Stored entries
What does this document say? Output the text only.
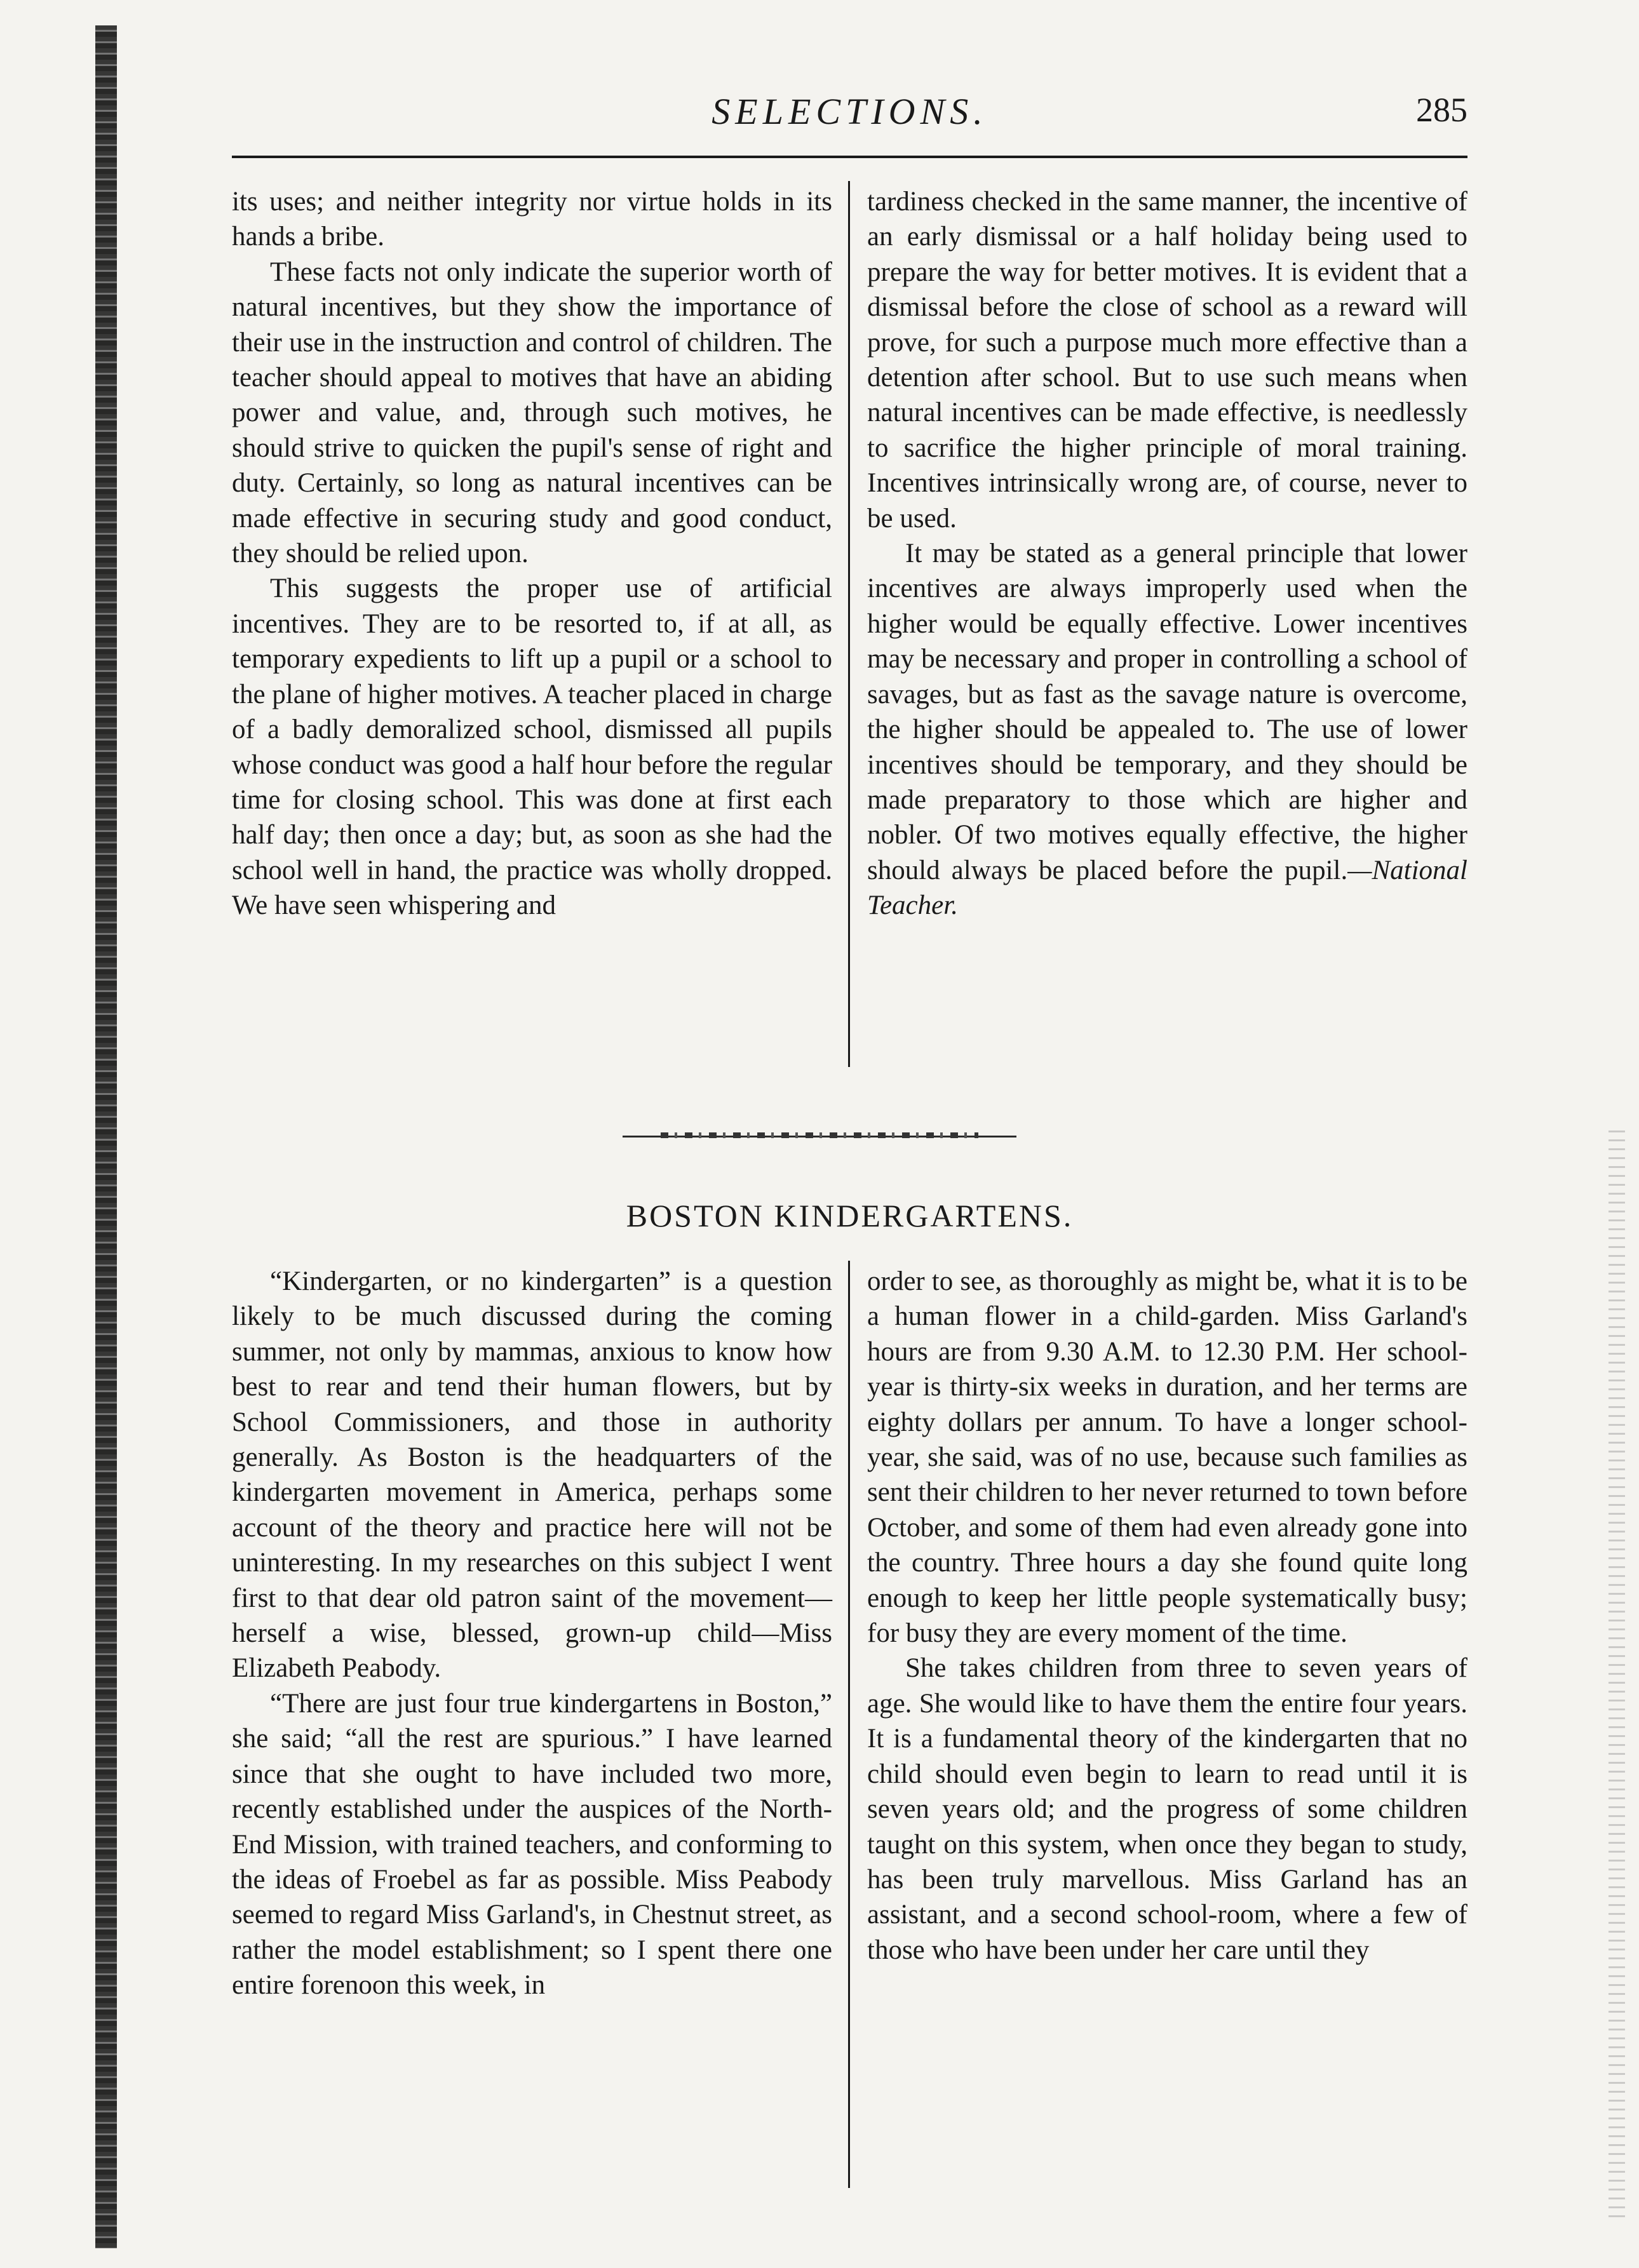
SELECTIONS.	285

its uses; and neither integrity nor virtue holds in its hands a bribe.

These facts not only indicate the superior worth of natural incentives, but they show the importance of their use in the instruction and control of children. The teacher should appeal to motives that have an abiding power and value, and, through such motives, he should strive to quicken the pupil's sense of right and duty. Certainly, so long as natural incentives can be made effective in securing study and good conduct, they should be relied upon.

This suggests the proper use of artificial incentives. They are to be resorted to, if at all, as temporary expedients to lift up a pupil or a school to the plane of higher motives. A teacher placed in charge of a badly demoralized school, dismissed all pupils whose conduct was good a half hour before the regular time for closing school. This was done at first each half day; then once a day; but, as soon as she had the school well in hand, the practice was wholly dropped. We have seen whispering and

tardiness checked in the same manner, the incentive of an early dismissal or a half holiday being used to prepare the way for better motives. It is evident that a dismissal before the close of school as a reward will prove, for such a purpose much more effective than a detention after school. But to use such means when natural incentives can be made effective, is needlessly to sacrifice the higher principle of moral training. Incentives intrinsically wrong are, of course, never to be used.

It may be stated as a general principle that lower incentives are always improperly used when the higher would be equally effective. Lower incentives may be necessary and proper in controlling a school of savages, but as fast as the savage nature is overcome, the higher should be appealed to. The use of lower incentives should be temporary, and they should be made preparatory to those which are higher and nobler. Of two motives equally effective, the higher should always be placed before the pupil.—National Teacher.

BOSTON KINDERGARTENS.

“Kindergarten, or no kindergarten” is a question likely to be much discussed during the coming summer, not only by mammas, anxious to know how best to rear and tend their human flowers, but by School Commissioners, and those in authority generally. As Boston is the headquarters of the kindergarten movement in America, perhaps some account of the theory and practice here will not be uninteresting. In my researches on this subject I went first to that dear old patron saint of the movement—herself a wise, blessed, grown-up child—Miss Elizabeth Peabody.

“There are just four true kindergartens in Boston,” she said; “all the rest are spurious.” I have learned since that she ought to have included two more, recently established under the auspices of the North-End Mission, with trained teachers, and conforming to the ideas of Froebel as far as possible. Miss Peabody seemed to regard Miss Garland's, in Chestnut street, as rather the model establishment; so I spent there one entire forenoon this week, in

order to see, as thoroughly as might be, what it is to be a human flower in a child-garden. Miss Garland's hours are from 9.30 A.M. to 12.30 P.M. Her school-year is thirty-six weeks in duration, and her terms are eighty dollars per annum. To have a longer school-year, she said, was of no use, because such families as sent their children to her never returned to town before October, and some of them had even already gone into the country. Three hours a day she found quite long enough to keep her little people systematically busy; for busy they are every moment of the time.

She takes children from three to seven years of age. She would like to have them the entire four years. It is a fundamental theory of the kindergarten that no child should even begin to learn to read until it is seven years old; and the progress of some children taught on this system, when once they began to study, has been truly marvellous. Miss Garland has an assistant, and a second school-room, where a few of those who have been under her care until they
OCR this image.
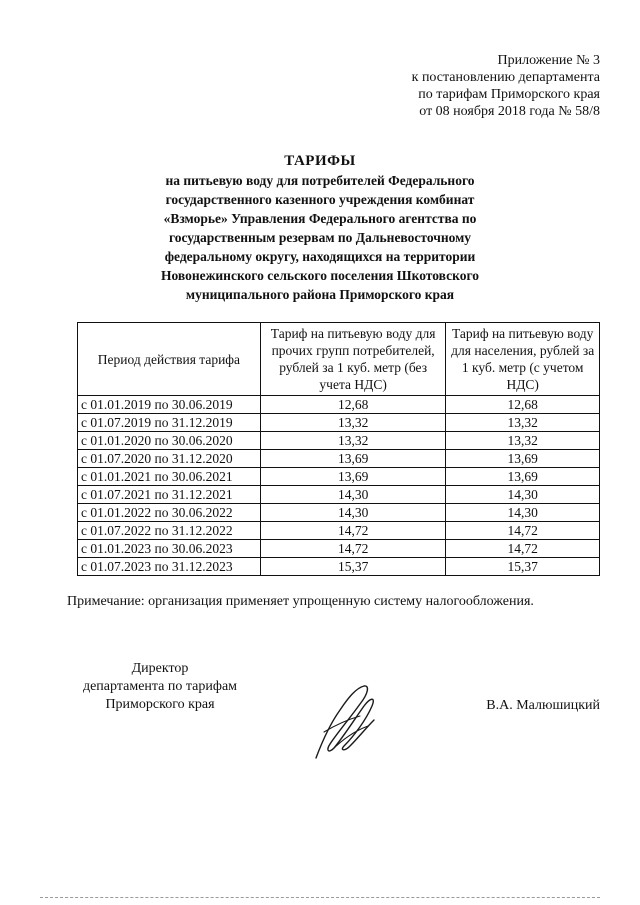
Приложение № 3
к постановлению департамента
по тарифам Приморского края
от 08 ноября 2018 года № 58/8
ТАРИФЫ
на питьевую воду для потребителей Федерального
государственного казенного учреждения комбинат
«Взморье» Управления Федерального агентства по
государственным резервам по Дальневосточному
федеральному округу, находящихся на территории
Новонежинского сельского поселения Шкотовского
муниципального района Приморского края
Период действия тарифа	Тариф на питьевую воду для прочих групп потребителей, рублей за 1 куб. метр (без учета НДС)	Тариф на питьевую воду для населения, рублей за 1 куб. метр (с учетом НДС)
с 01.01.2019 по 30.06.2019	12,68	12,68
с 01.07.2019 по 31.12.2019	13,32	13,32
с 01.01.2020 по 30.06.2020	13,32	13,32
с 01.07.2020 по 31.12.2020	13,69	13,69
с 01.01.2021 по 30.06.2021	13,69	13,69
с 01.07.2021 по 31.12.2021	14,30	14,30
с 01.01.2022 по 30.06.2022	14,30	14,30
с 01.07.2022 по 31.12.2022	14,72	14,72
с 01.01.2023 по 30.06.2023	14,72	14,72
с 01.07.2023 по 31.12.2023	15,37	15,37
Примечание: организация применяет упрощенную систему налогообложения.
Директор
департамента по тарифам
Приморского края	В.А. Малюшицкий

- [WHAT THE TASK REQUIRES]: Copy all lines from the data that hold the word "Приморского".

- [SOLUTION]:
по тарифам Приморского края
муниципального района Приморского края
Приморского края	В.А. Малюшицкий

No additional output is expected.